__WRITTEN REQUEST__:
Skip any picture you find and retype all the remaining lines exactly.

__MATERIAL FOR THIS TASK__:
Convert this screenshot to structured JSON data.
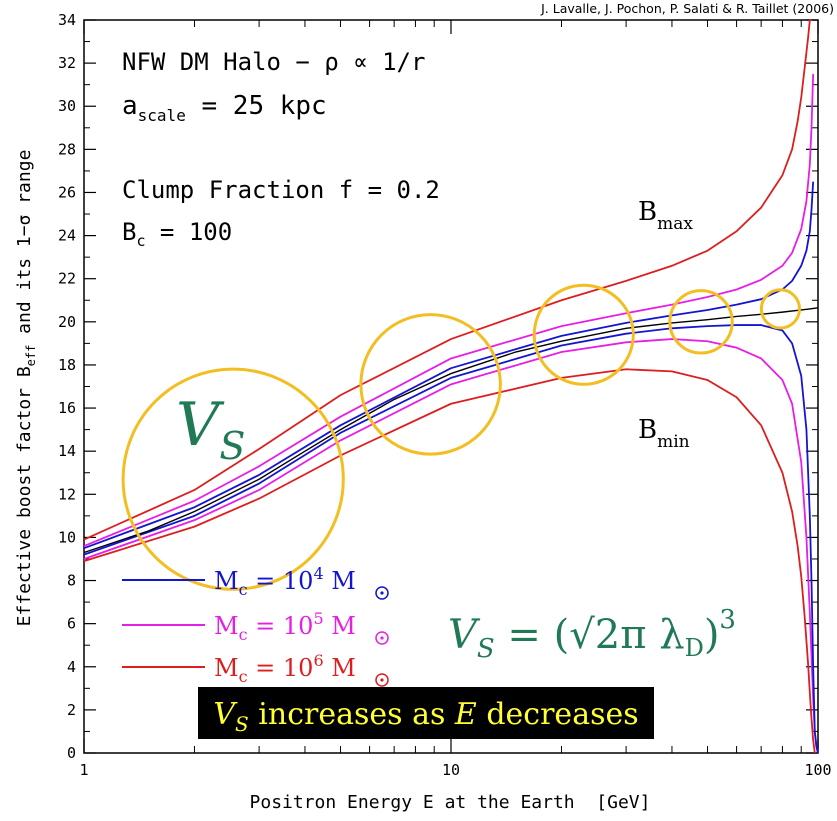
{
  "chart_data": {
    "type": "line",
    "credit": "J. Lavalle, J. Pochon, P. Salati & R. Taillet (2006)",
    "xlabel": "Positron Energy E at the Earth  [GeV]",
    "ylabel_main": "Effective boost factor B",
    "ylabel_sub": "eff",
    "ylabel_tail": " and its 1−σ range",
    "xscale": "log",
    "xlim": [
      1,
      100
    ],
    "ylim": [
      0,
      34
    ],
    "x_ticks": [
      {
        "value": 1,
        "label": "1"
      },
      {
        "value": 10,
        "label": "10"
      },
      {
        "value": 100,
        "label": "100"
      }
    ],
    "x_minor_ticks": [
      2,
      3,
      4,
      5,
      6,
      7,
      8,
      9,
      20,
      30,
      40,
      50,
      60,
      70,
      80,
      90
    ],
    "y_ticks": [
      0,
      2,
      4,
      6,
      8,
      10,
      12,
      14,
      16,
      18,
      20,
      22,
      24,
      26,
      28,
      30,
      32,
      34
    ],
    "y_tick_labels": [
      "0",
      "2",
      "4",
      "6",
      "8",
      "10",
      "12",
      "14",
      "16",
      "18",
      "20",
      "22",
      "24",
      "26",
      "28",
      "30",
      "32",
      "34"
    ],
    "grid": false,
    "annotations": {
      "line1": "NFW DM Halo − ρ ∝ 1/r",
      "line2_main": "a",
      "line2_sub": "scale",
      "line2_tail": " = 25 kpc",
      "line3": "Clump Fraction f = 0.2",
      "line4_main": "B",
      "line4_sub": "c",
      "line4_tail": " = 100",
      "bmax_main": "B",
      "bmax_sub": "max",
      "bmin_main": "B",
      "bmin_sub": "min",
      "vs_big": "V",
      "vs_big_sub": "S",
      "formula_lhs": "V",
      "formula_lhs_sub": "S",
      "formula_eq": " = ",
      "formula_body": "(√2π λ",
      "formula_body_sub": "D",
      "formula_close": ")",
      "formula_exp": "3",
      "banner_v": "V",
      "banner_s": "S",
      "banner_mid": " increases as ",
      "banner_e": "E",
      "banner_end": " decreases"
    },
    "legend": {
      "position": "bottom-left",
      "entries": [
        {
          "prefix": "M",
          "sub": "c",
          "mid": " = 10",
          "exp": "4",
          "unit": " M",
          "color": "#1414d2"
        },
        {
          "prefix": "M",
          "sub": "c",
          "mid": " = 10",
          "exp": "5",
          "unit": " M",
          "color": "#e61ee6"
        },
        {
          "prefix": "M",
          "sub": "c",
          "mid": " = 10",
          "exp": "6",
          "unit": " M",
          "color": "#dc1e1e"
        }
      ]
    },
    "colors": {
      "mean": "#000000",
      "m4": "#1414d2",
      "m5": "#e61ee6",
      "m6": "#dc1e1e",
      "circle": "#f2be22",
      "vs_text": "#1f7a55",
      "banner_bg": "#000000",
      "banner_text": "#ffff33"
    },
    "mean_curve": {
      "name": "",
      "x": [
        1,
        1.5,
        2,
        3,
        4,
        5,
        7,
        10,
        15,
        20,
        30,
        40,
        50,
        60,
        70,
        80,
        90,
        95,
        100
      ],
      "y": [
        9.3,
        10.3,
        11.2,
        12.7,
        14.0,
        15.0,
        16.4,
        17.6,
        18.6,
        19.1,
        19.7,
        19.95,
        20.1,
        20.25,
        20.35,
        20.45,
        20.55,
        20.6,
        20.65
      ]
    },
    "bands": [
      {
        "name": "",
        "color": "#1414d2",
        "upper": {
          "x": [
            1,
            2,
            3,
            5,
            10,
            20,
            30,
            40,
            50,
            60,
            70,
            80,
            85,
            90,
            93,
            95,
            96,
            97
          ],
          "y": [
            9.5,
            11.4,
            12.9,
            15.2,
            17.85,
            19.35,
            19.95,
            20.3,
            20.55,
            20.8,
            21.05,
            21.5,
            21.9,
            22.6,
            23.3,
            24.2,
            25.2,
            26.5
          ]
        },
        "lower": {
          "x": [
            1,
            2,
            3,
            5,
            10,
            20,
            30,
            40,
            50,
            60,
            70,
            80,
            85,
            90,
            93,
            95,
            96,
            97,
            98,
            99,
            100
          ],
          "y": [
            9.2,
            11.0,
            12.5,
            14.85,
            17.4,
            18.9,
            19.45,
            19.7,
            19.8,
            19.85,
            19.85,
            19.6,
            19.0,
            17.5,
            15.0,
            11.0,
            8.0,
            4.0,
            1.0,
            0.3,
            0
          ]
        }
      },
      {
        "name": "",
        "color": "#e61ee6",
        "upper": {
          "x": [
            1,
            2,
            3,
            5,
            10,
            20,
            30,
            40,
            50,
            60,
            70,
            80,
            85,
            90,
            93,
            95,
            96,
            97
          ],
          "y": [
            9.6,
            11.7,
            13.3,
            15.6,
            18.3,
            19.8,
            20.4,
            20.8,
            21.15,
            21.5,
            21.95,
            22.6,
            23.2,
            24.3,
            25.6,
            27.3,
            29.0,
            31.5
          ]
        },
        "lower": {
          "x": [
            1,
            2,
            3,
            5,
            10,
            20,
            30,
            40,
            50,
            60,
            70,
            80,
            85,
            90,
            93,
            95,
            96,
            97,
            98,
            99,
            100
          ],
          "y": [
            9.0,
            10.8,
            12.2,
            14.5,
            17.1,
            18.6,
            19.05,
            19.2,
            19.1,
            18.8,
            18.3,
            17.3,
            16.2,
            13.5,
            10.0,
            6.5,
            4.5,
            2.5,
            1.0,
            0.3,
            0
          ]
        }
      },
      {
        "name": "",
        "color": "#dc1e1e",
        "upper": {
          "x": [
            1,
            2,
            3,
            5,
            10,
            20,
            30,
            40,
            50,
            60,
            70,
            80,
            85,
            88,
            90,
            92,
            94,
            95,
            96
          ],
          "y": [
            9.9,
            12.2,
            14.1,
            16.6,
            19.2,
            21.0,
            21.9,
            22.6,
            23.3,
            24.2,
            25.3,
            26.8,
            28.0,
            29.3,
            30.4,
            31.8,
            33.2,
            34.0,
            34.0
          ]
        },
        "lower": {
          "x": [
            1,
            2,
            3,
            5,
            10,
            20,
            30,
            40,
            50,
            60,
            70,
            80,
            85,
            88,
            90,
            92,
            94,
            95,
            96,
            97,
            98
          ],
          "y": [
            8.9,
            10.5,
            11.8,
            13.8,
            16.2,
            17.4,
            17.8,
            17.7,
            17.3,
            16.5,
            15.2,
            13.0,
            11.2,
            9.6,
            8.2,
            6.3,
            4.1,
            2.8,
            1.6,
            0.6,
            0
          ]
        }
      }
    ],
    "circles": [
      {
        "x": 2.55,
        "y": 12.7,
        "r_decades": 0.3
      },
      {
        "x": 8.8,
        "y": 17.1,
        "r_decades": 0.19
      },
      {
        "x": 23.0,
        "y": 19.4,
        "r_decades": 0.135
      },
      {
        "x": 48.0,
        "y": 20.0,
        "r_decades": 0.085
      },
      {
        "x": 79.0,
        "y": 20.6,
        "r_decades": 0.052
      }
    ]
  }
}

__REPLY__:
Convert this screenshot to structured JSON data.
{
  "chart_data": {
    "type": "line",
    "credit": "J. Lavalle, J. Pochon, P. Salati & R. Taillet (2006)",
    "xlabel": "Positron Energy E at the Earth  [GeV]",
    "ylabel_main": "Effective boost factor B",
    "ylabel_sub": "eff",
    "ylabel_tail": " and its 1−σ range",
    "xscale": "log",
    "xlim": [
      1,
      100
    ],
    "ylim": [
      0,
      34
    ],
    "x_ticks": [
      {
        "value": 1,
        "label": "1"
      },
      {
        "value": 10,
        "label": "10"
      },
      {
        "value": 100,
        "label": "100"
      }
    ],
    "x_minor_ticks": [
      2,
      3,
      4,
      5,
      6,
      7,
      8,
      9,
      20,
      30,
      40,
      50,
      60,
      70,
      80,
      90
    ],
    "y_ticks": [
      0,
      2,
      4,
      6,
      8,
      10,
      12,
      14,
      16,
      18,
      20,
      22,
      24,
      26,
      28,
      30,
      32,
      34
    ],
    "y_tick_labels": [
      "0",
      "2",
      "4",
      "6",
      "8",
      "10",
      "12",
      "14",
      "16",
      "18",
      "20",
      "22",
      "24",
      "26",
      "28",
      "30",
      "32",
      "34"
    ],
    "grid": false,
    "annotations": {
      "line1": "NFW DM Halo − ρ ∝ 1/r",
      "line2_main": "a",
      "line2_sub": "scale",
      "line2_tail": " = 25 kpc",
      "line3": "Clump Fraction f = 0.2",
      "line4_main": "B",
      "line4_sub": "c",
      "line4_tail": " = 100",
      "bmax_main": "B",
      "bmax_sub": "max",
      "bmin_main": "B",
      "bmin_sub": "min",
      "vs_big": "V",
      "vs_big_sub": "S",
      "formula_lhs": "V",
      "formula_lhs_sub": "S",
      "formula_eq": " = ",
      "formula_body": "(√2π λ",
      "formula_body_sub": "D",
      "formula_close": ")",
      "formula_exp": "3",
      "banner_v": "V",
      "banner_s": "S",
      "banner_mid": " increases as ",
      "banner_e": "E",
      "banner_end": " decreases"
    },
    "legend": {
      "position": "bottom-left",
      "entries": [
        {
          "prefix": "M",
          "sub": "c",
          "mid": " = 10",
          "exp": "4",
          "unit": " M",
          "color": "#1414d2"
        },
        {
          "prefix": "M",
          "sub": "c",
          "mid": " = 10",
          "exp": "5",
          "unit": " M",
          "color": "#e61ee6"
        },
        {
          "prefix": "M",
          "sub": "c",
          "mid": " = 10",
          "exp": "6",
          "unit": " M",
          "color": "#dc1e1e"
        }
      ]
    },
    "colors": {
      "mean": "#000000",
      "m4": "#1414d2",
      "m5": "#e61ee6",
      "m6": "#dc1e1e",
      "circle": "#f2be22",
      "vs_text": "#1f7a55",
      "banner_bg": "#000000",
      "banner_text": "#ffff33"
    },
    "mean_curve": {
      "name": "",
      "x": [
        1,
        1.5,
        2,
        3,
        4,
        5,
        7,
        10,
        15,
        20,
        30,
        40,
        50,
        60,
        70,
        80,
        90,
        95,
        100
      ],
      "y": [
        9.3,
        10.3,
        11.2,
        12.7,
        14.0,
        15.0,
        16.4,
        17.6,
        18.6,
        19.1,
        19.7,
        19.95,
        20.1,
        20.25,
        20.35,
        20.45,
        20.55,
        20.6,
        20.65
      ]
    },
    "bands": [
      {
        "name": "",
        "color": "#1414d2",
        "upper": {
          "x": [
            1,
            2,
            3,
            5,
            10,
            20,
            30,
            40,
            50,
            60,
            70,
            80,
            85,
            90,
            93,
            95,
            96,
            97
          ],
          "y": [
            9.5,
            11.4,
            12.9,
            15.2,
            17.85,
            19.35,
            19.95,
            20.3,
            20.55,
            20.8,
            21.05,
            21.5,
            21.9,
            22.6,
            23.3,
            24.2,
            25.2,
            26.5
          ]
        },
        "lower": {
          "x": [
            1,
            2,
            3,
            5,
            10,
            20,
            30,
            40,
            50,
            60,
            70,
            80,
            85,
            90,
            93,
            95,
            96,
            97,
            98,
            99,
            100
          ],
          "y": [
            9.2,
            11.0,
            12.5,
            14.85,
            17.4,
            18.9,
            19.45,
            19.7,
            19.8,
            19.85,
            19.85,
            19.6,
            19.0,
            17.5,
            15.0,
            11.0,
            8.0,
            4.0,
            1.0,
            0.3,
            0
          ]
        }
      },
      {
        "name": "",
        "color": "#e61ee6",
        "upper": {
          "x": [
            1,
            2,
            3,
            5,
            10,
            20,
            30,
            40,
            50,
            60,
            70,
            80,
            85,
            90,
            93,
            95,
            96,
            97
          ],
          "y": [
            9.6,
            11.7,
            13.3,
            15.6,
            18.3,
            19.8,
            20.4,
            20.8,
            21.15,
            21.5,
            21.95,
            22.6,
            23.2,
            24.3,
            25.6,
            27.3,
            29.0,
            31.5
          ]
        },
        "lower": {
          "x": [
            1,
            2,
            3,
            5,
            10,
            20,
            30,
            40,
            50,
            60,
            70,
            80,
            85,
            90,
            93,
            95,
            96,
            97,
            98,
            99,
            100
          ],
          "y": [
            9.0,
            10.8,
            12.2,
            14.5,
            17.1,
            18.6,
            19.05,
            19.2,
            19.1,
            18.8,
            18.3,
            17.3,
            16.2,
            13.5,
            10.0,
            6.5,
            4.5,
            2.5,
            1.0,
            0.3,
            0
          ]
        }
      },
      {
        "name": "",
        "color": "#dc1e1e",
        "upper": {
          "x": [
            1,
            2,
            3,
            5,
            10,
            20,
            30,
            40,
            50,
            60,
            70,
            80,
            85,
            88,
            90,
            92,
            94,
            95,
            96
          ],
          "y": [
            9.9,
            12.2,
            14.1,
            16.6,
            19.2,
            21.0,
            21.9,
            22.6,
            23.3,
            24.2,
            25.3,
            26.8,
            28.0,
            29.3,
            30.4,
            31.8,
            33.2,
            34.0,
            34.0
          ]
        },
        "lower": {
          "x": [
            1,
            2,
            3,
            5,
            10,
            20,
            30,
            40,
            50,
            60,
            70,
            80,
            85,
            88,
            90,
            92,
            94,
            95,
            96,
            97,
            98
          ],
          "y": [
            8.9,
            10.5,
            11.8,
            13.8,
            16.2,
            17.4,
            17.8,
            17.7,
            17.3,
            16.5,
            15.2,
            13.0,
            11.2,
            9.6,
            8.2,
            6.3,
            4.1,
            2.8,
            1.6,
            0.6,
            0
          ]
        }
      }
    ],
    "circles": [
      {
        "x": 2.55,
        "y": 12.7,
        "r_decades": 0.3
      },
      {
        "x": 8.8,
        "y": 17.1,
        "r_decades": 0.19
      },
      {
        "x": 23.0,
        "y": 19.4,
        "r_decades": 0.135
      },
      {
        "x": 48.0,
        "y": 20.0,
        "r_decades": 0.085
      },
      {
        "x": 79.0,
        "y": 20.6,
        "r_decades": 0.052
      }
    ]
  }
}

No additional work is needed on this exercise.